■ **Task prompt**
Go through the data below. List every line that holds the word "JSON".

— BEGIN Source records —

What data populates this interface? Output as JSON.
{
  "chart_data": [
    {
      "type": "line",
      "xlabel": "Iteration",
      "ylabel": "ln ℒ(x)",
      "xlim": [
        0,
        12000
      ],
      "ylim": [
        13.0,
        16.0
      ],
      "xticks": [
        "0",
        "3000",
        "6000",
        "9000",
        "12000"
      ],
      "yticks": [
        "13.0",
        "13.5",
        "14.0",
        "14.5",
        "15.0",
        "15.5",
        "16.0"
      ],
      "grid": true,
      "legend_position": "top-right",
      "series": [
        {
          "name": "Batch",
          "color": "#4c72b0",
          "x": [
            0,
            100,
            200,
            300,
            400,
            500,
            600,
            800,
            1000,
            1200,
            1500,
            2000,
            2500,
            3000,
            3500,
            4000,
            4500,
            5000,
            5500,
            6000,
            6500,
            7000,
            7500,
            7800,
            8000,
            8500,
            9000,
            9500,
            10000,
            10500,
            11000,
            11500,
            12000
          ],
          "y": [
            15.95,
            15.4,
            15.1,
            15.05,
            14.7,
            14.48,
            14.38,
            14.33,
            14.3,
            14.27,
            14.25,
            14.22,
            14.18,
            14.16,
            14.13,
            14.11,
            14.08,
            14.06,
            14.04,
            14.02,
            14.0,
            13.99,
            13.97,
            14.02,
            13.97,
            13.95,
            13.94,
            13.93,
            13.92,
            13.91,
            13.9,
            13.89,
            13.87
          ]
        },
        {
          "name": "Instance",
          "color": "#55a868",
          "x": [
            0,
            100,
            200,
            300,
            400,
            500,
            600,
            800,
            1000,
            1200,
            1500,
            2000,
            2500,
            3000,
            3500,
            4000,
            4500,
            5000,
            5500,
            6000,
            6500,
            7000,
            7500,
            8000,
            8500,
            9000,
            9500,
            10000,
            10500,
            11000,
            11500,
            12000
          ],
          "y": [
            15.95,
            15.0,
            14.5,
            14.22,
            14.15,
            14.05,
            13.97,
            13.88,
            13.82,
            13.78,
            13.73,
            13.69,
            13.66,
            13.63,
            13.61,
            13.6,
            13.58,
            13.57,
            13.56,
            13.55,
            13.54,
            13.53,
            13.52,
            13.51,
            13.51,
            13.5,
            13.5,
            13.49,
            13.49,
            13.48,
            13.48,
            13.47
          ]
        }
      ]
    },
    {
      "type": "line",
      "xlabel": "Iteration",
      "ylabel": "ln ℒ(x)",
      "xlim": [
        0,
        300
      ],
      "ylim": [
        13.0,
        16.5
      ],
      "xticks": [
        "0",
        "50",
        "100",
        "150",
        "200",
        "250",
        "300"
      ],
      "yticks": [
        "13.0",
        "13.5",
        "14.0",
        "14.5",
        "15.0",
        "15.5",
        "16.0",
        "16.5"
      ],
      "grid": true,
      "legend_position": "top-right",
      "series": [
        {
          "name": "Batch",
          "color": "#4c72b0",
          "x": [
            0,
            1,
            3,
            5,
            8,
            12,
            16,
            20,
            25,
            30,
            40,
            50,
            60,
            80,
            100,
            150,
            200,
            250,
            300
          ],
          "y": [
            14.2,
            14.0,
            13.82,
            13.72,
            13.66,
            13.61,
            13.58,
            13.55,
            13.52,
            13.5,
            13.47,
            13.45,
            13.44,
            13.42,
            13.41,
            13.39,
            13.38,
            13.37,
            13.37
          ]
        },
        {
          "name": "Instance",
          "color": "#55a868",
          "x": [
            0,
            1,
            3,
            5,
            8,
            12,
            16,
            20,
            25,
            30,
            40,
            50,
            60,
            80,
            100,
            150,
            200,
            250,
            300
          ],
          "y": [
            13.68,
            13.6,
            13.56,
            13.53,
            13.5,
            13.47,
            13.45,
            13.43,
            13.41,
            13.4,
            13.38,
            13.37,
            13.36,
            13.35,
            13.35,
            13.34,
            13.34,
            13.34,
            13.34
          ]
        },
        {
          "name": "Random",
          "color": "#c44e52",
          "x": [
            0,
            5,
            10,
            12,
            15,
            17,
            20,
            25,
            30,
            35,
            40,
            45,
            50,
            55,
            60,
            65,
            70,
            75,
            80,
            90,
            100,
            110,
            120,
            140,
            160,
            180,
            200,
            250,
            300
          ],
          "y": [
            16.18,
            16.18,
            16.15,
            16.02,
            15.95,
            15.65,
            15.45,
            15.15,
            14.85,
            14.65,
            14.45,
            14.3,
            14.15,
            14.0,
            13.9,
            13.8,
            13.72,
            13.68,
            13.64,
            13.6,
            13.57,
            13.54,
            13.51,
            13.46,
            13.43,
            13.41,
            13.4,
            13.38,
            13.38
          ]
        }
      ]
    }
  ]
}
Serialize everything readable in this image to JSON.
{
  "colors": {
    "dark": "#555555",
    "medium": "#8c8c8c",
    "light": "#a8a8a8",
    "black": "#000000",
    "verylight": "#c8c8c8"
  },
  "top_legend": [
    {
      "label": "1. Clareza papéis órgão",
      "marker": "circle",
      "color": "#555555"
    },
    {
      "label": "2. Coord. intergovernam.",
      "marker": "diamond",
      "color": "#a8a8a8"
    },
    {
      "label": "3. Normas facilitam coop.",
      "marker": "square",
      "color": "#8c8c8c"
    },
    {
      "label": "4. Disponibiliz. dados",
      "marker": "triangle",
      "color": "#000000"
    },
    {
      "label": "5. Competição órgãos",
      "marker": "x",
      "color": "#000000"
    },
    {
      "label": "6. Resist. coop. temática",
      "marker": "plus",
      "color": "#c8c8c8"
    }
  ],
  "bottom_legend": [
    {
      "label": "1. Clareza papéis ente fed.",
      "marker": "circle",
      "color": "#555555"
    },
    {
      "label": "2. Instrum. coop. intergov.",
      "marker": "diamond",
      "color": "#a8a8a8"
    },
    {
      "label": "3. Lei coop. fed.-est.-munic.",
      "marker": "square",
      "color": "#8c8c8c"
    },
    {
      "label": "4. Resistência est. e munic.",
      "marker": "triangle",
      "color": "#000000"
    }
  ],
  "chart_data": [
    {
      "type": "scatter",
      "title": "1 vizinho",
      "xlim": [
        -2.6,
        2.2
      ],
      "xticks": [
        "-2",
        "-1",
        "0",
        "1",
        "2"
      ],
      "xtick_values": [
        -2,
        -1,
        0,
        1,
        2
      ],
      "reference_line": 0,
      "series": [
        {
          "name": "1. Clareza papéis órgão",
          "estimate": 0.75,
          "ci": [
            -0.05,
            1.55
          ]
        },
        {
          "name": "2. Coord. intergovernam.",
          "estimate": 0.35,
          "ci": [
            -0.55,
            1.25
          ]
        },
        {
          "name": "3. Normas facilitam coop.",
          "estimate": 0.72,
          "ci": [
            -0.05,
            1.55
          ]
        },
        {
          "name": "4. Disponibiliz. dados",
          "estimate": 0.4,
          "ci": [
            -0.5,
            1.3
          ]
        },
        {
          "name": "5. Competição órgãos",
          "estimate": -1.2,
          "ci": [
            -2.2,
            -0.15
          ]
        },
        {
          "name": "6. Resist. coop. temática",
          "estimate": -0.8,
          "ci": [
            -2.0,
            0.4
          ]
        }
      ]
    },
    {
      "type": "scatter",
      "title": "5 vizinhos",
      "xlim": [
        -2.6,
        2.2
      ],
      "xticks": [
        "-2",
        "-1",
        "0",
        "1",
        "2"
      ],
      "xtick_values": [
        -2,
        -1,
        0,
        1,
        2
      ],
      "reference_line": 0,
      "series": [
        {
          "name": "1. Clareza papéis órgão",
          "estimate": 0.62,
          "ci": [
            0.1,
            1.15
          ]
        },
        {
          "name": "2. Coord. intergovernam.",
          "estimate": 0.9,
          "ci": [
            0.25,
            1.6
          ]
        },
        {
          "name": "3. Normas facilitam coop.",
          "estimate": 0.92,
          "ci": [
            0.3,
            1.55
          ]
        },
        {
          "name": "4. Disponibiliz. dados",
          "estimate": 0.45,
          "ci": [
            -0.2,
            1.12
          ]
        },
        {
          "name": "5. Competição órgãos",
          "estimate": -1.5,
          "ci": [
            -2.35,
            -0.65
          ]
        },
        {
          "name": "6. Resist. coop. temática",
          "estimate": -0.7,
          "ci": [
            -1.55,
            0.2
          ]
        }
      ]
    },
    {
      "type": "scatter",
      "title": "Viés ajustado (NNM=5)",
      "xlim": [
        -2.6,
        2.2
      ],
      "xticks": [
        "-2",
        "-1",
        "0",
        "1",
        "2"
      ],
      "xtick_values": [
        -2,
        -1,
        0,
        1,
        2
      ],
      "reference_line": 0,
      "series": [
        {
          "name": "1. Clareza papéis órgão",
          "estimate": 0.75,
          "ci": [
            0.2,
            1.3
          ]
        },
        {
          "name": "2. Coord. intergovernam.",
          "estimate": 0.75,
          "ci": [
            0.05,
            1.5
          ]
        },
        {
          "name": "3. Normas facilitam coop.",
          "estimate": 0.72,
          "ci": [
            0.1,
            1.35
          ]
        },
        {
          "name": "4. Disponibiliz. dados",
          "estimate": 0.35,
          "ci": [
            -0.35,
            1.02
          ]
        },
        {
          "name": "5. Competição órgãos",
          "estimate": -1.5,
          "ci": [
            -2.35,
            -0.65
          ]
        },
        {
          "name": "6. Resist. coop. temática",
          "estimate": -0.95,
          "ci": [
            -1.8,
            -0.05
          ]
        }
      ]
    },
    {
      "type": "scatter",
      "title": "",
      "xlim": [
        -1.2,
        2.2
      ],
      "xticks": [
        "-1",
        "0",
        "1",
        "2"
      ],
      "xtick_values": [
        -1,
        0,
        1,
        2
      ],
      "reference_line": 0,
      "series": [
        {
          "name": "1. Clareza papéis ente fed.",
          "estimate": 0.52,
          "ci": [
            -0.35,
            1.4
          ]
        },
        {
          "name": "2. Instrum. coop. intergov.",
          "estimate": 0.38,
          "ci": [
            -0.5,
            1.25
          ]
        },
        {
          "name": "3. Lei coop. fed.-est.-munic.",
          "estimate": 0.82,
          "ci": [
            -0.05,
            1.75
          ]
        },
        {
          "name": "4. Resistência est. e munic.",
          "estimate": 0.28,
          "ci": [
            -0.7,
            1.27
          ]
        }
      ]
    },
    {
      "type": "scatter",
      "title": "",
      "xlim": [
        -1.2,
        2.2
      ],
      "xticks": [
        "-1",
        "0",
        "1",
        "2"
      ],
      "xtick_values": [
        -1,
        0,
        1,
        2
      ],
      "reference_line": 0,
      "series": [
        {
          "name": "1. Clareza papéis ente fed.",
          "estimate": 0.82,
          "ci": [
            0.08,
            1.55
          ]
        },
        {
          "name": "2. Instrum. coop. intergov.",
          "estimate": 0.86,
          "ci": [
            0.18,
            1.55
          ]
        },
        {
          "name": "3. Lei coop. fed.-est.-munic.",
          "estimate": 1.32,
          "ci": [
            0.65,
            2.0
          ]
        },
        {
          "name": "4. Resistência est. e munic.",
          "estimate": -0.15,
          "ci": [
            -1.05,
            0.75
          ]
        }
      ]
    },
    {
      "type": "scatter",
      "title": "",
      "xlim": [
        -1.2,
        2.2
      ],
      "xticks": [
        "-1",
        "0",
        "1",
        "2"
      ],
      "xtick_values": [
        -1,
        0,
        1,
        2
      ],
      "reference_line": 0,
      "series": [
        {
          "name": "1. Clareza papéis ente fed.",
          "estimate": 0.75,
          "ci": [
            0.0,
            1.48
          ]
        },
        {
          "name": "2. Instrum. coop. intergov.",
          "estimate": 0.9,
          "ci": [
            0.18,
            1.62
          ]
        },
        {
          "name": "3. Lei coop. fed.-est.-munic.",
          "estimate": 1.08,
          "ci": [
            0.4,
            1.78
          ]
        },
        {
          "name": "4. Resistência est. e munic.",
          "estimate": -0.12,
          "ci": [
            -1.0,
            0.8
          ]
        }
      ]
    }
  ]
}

— END Source records —

■ **Solution to the exercise**
What data populates this interface? Output as JSON.
Serialize everything readable in this image to JSON.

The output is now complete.